— Begin Given records —
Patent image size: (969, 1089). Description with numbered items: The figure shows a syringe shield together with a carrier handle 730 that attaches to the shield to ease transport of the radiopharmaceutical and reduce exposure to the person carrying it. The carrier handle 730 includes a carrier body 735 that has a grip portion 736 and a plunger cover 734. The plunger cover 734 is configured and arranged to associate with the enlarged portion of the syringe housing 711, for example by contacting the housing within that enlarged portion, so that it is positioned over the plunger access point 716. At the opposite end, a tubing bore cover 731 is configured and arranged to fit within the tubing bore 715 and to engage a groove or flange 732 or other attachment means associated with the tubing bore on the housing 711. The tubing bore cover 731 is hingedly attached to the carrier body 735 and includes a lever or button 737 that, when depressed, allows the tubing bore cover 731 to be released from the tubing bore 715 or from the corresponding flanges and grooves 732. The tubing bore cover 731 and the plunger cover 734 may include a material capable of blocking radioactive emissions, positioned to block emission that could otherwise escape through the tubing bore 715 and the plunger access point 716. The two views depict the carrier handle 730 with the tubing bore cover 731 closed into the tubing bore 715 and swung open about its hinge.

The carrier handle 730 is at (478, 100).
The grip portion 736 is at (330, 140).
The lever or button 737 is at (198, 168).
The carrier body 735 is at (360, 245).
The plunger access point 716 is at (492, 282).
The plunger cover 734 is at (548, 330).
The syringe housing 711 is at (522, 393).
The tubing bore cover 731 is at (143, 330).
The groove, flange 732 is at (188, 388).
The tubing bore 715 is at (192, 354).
— End Given records —
* _Requirement_
Turn the listing above into a JSON list of strings, one string per line, and leave out the blank lines.

* _Result of this exercise_
[
  "Patent image size: (969, 1089). Description with numbered items: The figure shows a syringe shield together with a carrier handle 730 that attaches to the shield to ease transport of the radiopharmaceutical and reduce exposure to the person carrying it. The carrier handle 730 includes a carrier body 735 that has a grip portion 736 and a plunger cover 734. The plunger cover 734 is configured and arranged to associate with the enlarged portion of the syringe housing 711, for example by contacting the housing within that enlarged portion, so that it is positioned over the plunger access point 716. At the opposite end, a tubing bore cover 731 is configured and arranged to fit within the tubing bore 715 and to engage a groove or flange 732 or other attachment means associated with the tubing bore on the housing 711. The tubing bore cover 731 is hingedly attached to the carrier body 735 and includes a lever or button 737 that, when depressed, allows the tubing bore cover 731 to be released from the tubing bore 715 or from the corresponding flanges and grooves 732. The tubing bore cover 731 and the plunger cover 734 may include a material capable of blocking radioactive emissions, positioned to block emission that could otherwise escape through the tubing bore 715 and the plunger access point 716. The two views depict the carrier handle 730 with the tubing bore cover 731 closed into the tubing bore 715 and swung open about its hinge.",
  "The carrier handle 730 is at (478, 100).",
  "The grip portion 736 is at (330, 140).",
  "The lever or button 737 is at (198, 168).",
  "The carrier body 735 is at (360, 245).",
  "The plunger access point 716 is at (492, 282).",
  "The plunger cover 734 is at (548, 330).",
  "The syringe housing 711 is at (522, 393).",
  "The tubing bore cover 731 is at (143, 330).",
  "The groove, flange 732 is at (188, 388).",
  "The tubing bore 715 is at (192, 354)."
]